● **Direction**
Gather from the material every line that contains the string "Kondaveedu".

● **Input rows**
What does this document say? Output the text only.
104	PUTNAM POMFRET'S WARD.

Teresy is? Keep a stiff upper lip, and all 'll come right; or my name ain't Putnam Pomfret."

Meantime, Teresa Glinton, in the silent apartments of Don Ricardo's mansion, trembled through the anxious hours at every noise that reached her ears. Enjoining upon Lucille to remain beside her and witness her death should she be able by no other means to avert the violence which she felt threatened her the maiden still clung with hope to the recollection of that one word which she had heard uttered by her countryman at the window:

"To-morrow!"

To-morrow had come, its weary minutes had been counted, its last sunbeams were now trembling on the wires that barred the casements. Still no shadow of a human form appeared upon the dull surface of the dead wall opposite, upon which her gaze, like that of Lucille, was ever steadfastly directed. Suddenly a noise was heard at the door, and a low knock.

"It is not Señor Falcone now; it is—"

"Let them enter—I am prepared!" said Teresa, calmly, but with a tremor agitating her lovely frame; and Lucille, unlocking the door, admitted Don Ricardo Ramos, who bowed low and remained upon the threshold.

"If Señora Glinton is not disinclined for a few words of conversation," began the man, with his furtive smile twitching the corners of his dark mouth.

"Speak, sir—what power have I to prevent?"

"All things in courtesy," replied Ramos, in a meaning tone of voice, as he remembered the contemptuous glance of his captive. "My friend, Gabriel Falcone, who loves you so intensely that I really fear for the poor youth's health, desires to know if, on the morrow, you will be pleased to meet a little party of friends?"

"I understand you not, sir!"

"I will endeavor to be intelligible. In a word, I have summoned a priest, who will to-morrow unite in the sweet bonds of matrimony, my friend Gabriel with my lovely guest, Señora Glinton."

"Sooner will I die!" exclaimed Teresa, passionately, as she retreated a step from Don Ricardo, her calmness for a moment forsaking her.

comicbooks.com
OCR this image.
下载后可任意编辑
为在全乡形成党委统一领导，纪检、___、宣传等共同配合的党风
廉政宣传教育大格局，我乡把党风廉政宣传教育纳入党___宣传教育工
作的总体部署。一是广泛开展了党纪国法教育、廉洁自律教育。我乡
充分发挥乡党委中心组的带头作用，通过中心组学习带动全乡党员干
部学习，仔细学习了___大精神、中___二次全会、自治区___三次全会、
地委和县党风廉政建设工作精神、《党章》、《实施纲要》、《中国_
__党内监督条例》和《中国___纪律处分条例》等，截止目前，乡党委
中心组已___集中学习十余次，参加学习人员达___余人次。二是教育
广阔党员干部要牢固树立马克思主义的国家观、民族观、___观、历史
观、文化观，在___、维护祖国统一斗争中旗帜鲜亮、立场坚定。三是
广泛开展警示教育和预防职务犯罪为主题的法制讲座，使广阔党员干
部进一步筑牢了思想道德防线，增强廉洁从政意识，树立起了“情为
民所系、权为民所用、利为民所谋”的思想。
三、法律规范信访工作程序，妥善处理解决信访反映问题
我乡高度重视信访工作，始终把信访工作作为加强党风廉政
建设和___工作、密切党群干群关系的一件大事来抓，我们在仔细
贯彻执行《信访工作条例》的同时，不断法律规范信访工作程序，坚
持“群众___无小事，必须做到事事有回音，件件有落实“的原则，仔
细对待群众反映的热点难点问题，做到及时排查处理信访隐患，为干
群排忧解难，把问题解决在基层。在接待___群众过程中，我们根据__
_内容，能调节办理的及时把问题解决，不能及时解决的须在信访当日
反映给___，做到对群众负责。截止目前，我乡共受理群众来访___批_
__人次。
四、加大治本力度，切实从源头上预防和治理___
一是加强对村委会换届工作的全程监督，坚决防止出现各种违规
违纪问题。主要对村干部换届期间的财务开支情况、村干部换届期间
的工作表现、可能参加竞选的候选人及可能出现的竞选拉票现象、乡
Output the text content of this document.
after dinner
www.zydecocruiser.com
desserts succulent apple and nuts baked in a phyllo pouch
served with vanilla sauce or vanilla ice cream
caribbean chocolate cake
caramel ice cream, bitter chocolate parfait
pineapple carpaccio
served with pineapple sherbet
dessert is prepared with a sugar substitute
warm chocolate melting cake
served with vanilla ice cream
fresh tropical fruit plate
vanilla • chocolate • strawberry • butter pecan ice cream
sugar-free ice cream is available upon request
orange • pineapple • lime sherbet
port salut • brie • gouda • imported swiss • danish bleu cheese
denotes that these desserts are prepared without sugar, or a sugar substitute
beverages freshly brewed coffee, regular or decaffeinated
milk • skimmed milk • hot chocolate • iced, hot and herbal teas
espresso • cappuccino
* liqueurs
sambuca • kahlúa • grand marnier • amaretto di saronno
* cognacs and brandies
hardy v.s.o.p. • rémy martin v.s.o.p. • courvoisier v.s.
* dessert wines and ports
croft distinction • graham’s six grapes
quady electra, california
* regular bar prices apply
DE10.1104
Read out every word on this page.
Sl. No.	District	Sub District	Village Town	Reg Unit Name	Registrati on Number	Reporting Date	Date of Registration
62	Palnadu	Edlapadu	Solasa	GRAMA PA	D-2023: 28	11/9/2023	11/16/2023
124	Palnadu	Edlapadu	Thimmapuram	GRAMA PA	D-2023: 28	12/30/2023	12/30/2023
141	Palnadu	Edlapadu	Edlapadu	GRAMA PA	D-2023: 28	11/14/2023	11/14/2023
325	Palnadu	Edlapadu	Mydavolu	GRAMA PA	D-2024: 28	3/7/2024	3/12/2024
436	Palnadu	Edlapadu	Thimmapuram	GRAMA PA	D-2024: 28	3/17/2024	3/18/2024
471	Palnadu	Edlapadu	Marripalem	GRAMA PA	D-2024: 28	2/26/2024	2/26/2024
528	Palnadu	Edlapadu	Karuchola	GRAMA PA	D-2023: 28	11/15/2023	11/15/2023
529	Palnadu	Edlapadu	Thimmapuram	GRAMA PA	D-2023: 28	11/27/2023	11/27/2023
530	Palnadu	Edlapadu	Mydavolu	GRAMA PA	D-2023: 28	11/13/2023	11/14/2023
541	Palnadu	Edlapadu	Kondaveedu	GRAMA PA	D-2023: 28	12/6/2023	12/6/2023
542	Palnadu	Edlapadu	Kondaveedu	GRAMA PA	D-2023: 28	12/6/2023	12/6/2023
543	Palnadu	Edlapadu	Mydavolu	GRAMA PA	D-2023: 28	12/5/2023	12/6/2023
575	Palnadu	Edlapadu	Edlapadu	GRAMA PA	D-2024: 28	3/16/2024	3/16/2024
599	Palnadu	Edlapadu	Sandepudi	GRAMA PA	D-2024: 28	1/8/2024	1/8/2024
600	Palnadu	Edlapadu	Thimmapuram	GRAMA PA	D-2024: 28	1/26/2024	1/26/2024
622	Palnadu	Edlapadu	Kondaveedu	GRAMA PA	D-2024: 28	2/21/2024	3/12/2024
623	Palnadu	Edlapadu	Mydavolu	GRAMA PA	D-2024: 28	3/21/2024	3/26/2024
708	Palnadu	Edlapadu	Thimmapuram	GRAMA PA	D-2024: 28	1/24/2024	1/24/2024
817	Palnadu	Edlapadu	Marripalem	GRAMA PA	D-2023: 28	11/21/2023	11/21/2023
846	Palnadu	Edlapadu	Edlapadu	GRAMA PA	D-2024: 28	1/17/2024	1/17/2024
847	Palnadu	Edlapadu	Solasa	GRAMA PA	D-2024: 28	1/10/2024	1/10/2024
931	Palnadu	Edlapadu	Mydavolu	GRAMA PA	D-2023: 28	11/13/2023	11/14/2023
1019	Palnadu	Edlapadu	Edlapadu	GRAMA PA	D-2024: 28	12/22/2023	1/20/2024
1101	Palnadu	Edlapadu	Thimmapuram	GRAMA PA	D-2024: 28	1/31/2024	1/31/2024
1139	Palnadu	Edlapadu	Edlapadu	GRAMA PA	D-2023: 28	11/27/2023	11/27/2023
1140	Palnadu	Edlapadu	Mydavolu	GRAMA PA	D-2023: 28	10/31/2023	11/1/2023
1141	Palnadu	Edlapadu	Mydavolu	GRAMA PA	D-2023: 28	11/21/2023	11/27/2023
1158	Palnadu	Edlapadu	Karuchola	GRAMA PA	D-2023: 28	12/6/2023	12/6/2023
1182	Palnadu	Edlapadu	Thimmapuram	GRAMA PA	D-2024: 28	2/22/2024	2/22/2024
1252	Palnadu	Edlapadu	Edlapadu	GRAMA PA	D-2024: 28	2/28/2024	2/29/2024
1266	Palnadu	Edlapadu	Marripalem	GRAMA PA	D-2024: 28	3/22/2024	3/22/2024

● **Complete response**
541	Palnadu	Edlapadu	Kondaveedu	GRAMA PA	D-2023: 28	12/6/2023	12/6/2023
542	Palnadu	Edlapadu	Kondaveedu	GRAMA PA	D-2023: 28	12/6/2023	12/6/2023
622	Palnadu	Edlapadu	Kondaveedu	GRAMA PA	D-2024: 28	2/21/2024	3/12/2024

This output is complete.